* Short exercise *
Transcribe the shark den dive passage below word for word, keeping every sentence and paragraph break unchanged.

* Text block *
···

Rioshi looked at me with an expression that mirrored my own thoughts: What is that? Later we would learn that the mysterious otherworldly fish was the rarely ever encountered bowmouth guitar fish. 

At 35 meters depth, a strong current was taking its toll on me. I felt nearly exhausted and had given up any attempt to conserve air. Ahead of me, Eric and Rioshi finned with irritating ease, unaware of my private struggle to keep up with their pace. Kicking with all of my strength, I began to wonder if we would ever reach the shark den. Perhaps we had already missed it. Or maybe today, the sharks were elsewhere.

My legs began screaming in protest as we made our way in between large boulders and shivering thermoclines. The visibility was almost nil. Why not just ascend and forget the shark den? Just as I was about to signal Rioshi that I wanted to go up, Eric stopped and made the “shark” sign over his head, pointing into the gloomy water. Barely visible below us was a two meter white tip reef shark resting on the sandy floor. Elated, I quickly scanned the rocky area and counted a total of six other white tips and one leopard shark. Adrenalin raced through me when I realized we were actually floating in the middle of the den!

···

Extracted data entries:
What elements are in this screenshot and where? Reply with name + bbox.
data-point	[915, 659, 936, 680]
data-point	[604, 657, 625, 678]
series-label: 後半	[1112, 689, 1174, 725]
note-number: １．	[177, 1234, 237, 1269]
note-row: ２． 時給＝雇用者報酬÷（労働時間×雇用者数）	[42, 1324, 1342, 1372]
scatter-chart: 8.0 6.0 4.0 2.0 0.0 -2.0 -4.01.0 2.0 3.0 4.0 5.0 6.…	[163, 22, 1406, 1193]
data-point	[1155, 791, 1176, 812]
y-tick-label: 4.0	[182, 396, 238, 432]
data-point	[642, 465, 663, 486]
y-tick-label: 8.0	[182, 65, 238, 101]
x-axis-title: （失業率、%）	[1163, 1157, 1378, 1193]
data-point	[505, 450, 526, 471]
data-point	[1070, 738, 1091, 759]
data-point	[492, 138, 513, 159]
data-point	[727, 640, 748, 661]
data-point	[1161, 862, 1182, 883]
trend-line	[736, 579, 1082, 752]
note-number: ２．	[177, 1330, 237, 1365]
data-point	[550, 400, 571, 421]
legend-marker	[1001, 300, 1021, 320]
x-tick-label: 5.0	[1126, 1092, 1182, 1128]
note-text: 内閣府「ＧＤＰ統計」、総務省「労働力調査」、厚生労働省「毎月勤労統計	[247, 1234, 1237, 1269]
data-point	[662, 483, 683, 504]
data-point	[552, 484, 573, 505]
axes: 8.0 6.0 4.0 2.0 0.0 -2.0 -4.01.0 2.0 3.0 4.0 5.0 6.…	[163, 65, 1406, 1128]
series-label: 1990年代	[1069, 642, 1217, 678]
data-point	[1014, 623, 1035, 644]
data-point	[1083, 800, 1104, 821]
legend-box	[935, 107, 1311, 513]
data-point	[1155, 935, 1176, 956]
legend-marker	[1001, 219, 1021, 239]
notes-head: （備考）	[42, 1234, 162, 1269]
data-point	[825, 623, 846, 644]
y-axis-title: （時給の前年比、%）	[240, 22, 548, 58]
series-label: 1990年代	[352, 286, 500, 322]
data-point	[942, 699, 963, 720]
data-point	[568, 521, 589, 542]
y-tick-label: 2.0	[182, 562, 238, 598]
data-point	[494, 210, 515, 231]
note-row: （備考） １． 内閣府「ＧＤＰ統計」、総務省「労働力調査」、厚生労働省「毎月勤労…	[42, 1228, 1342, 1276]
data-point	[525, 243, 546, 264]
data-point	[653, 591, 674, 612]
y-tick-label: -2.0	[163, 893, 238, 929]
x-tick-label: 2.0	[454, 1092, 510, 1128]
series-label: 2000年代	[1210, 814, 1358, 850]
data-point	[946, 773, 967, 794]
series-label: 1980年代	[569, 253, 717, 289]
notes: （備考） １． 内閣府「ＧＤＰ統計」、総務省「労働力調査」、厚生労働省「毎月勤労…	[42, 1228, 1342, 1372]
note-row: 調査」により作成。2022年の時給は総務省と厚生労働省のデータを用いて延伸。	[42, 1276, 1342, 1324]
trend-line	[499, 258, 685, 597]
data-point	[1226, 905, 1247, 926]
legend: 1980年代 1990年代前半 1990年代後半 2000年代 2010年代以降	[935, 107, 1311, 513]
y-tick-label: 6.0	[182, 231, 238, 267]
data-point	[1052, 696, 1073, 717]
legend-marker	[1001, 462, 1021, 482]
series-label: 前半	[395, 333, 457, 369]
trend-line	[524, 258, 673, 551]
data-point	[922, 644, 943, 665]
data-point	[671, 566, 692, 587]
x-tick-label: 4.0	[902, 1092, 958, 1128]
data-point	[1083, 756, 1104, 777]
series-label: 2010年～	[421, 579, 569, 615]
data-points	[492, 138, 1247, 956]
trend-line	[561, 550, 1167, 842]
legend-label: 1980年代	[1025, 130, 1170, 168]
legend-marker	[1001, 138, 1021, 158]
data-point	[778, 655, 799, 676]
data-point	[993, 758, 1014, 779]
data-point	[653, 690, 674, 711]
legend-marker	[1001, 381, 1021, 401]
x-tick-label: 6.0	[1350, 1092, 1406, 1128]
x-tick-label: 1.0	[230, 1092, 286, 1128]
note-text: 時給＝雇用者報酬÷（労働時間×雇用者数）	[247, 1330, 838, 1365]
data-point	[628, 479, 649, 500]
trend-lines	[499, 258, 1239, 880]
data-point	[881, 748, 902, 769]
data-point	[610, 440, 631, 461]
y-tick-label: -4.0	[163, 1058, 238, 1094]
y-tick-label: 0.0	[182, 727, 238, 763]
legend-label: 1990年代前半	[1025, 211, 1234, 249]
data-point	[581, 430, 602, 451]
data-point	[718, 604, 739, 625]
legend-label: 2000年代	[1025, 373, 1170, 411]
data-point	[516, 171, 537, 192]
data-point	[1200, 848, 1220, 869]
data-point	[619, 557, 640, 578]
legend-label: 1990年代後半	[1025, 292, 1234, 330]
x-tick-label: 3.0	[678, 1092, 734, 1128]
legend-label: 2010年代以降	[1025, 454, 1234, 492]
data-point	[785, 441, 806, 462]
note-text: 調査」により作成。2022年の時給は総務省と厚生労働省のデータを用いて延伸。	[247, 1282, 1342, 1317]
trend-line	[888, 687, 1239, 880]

···

* Finished task *
Rioshi looked at me with an expression that mirrored my own thoughts: What is that? Later we would learn that the mysterious otherworldly fish was the rarely ever encountered bowmouth guitar fish. 

At 35 meters depth, a strong current was taking its toll on me. I felt nearly exhausted and had given up any attempt to conserve air. Ahead of me, Eric and Rioshi finned with irritating ease, unaware of my private struggle to keep up with their pace. Kicking with all of my strength, I began to wonder if we would ever reach the shark den. Perhaps we had already missed it. Or maybe today, the sharks were elsewhere.

My legs began screaming in protest as we made our way in between large boulders and shivering thermoclines. The visibility was almost nil. Why not just ascend and forget the shark den? Just as I was about to signal Rioshi that I wanted to go up, Eric stopped and made the “shark” sign over his head, pointing into the gloomy water. Barely visible below us was a two meter white tip reef shark resting on the sandy floor. Elated, I quickly scanned the rocky area and counted a total of six other white tips and one leopard shark. Adrenalin raced through me when I realized we were actually floating in the middle of the den!